[Stored items]
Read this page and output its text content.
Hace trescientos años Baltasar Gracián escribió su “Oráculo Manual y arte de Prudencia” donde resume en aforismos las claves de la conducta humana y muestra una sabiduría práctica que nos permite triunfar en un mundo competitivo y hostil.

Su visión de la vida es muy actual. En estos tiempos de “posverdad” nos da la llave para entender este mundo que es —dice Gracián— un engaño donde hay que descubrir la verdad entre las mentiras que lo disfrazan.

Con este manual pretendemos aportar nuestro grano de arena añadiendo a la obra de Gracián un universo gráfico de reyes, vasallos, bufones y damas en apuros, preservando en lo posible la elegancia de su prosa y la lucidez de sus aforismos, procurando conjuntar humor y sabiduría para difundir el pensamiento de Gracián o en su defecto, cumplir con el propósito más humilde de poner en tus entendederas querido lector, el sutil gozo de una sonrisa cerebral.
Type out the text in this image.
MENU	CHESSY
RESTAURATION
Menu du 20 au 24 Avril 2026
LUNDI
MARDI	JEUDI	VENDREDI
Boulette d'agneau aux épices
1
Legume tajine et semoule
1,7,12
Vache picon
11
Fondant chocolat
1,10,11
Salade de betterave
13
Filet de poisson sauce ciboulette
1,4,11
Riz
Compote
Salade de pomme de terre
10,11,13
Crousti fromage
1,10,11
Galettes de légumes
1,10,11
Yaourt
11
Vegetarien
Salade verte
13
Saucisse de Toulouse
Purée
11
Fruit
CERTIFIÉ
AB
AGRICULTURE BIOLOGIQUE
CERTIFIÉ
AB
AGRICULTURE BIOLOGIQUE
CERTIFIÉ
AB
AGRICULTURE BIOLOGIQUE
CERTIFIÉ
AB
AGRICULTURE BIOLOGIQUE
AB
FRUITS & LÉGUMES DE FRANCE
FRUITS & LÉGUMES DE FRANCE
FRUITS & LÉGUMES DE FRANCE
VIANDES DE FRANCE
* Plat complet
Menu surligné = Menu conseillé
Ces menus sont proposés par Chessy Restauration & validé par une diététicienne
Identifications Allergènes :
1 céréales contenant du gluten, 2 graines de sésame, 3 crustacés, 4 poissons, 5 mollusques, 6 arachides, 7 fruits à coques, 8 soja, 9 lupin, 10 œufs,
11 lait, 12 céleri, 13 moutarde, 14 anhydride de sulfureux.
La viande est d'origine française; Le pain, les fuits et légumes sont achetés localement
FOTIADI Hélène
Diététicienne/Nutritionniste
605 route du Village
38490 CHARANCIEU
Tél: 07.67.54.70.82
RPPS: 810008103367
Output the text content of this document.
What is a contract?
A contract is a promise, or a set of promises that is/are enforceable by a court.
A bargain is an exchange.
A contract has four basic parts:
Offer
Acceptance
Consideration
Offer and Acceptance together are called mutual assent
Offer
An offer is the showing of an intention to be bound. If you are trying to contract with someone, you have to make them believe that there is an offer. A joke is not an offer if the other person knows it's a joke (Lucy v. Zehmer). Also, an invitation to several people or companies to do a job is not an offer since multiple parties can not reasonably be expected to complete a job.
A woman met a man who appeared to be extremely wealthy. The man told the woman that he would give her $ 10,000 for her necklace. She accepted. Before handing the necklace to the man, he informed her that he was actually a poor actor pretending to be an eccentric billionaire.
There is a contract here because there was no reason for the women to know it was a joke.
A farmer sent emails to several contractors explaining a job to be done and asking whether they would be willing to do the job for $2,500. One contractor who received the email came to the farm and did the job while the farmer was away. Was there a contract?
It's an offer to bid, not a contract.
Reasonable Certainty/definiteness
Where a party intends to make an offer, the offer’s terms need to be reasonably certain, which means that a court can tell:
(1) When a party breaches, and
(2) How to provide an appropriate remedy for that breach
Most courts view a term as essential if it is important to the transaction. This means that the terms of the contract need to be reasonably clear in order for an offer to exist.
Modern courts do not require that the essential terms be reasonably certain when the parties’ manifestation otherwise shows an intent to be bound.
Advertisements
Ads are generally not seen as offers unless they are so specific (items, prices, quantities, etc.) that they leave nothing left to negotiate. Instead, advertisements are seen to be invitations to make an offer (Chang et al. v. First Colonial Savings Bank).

#### What to do:
Which lines hold the word "sont"? Copy each of them from the records.

#### Output of the exercise:
Ces menus sont proposés par Chessy Restauration & validé par une diététicienne
La viande est d'origine française; Le pain, les fuits et légumes sont achetés localement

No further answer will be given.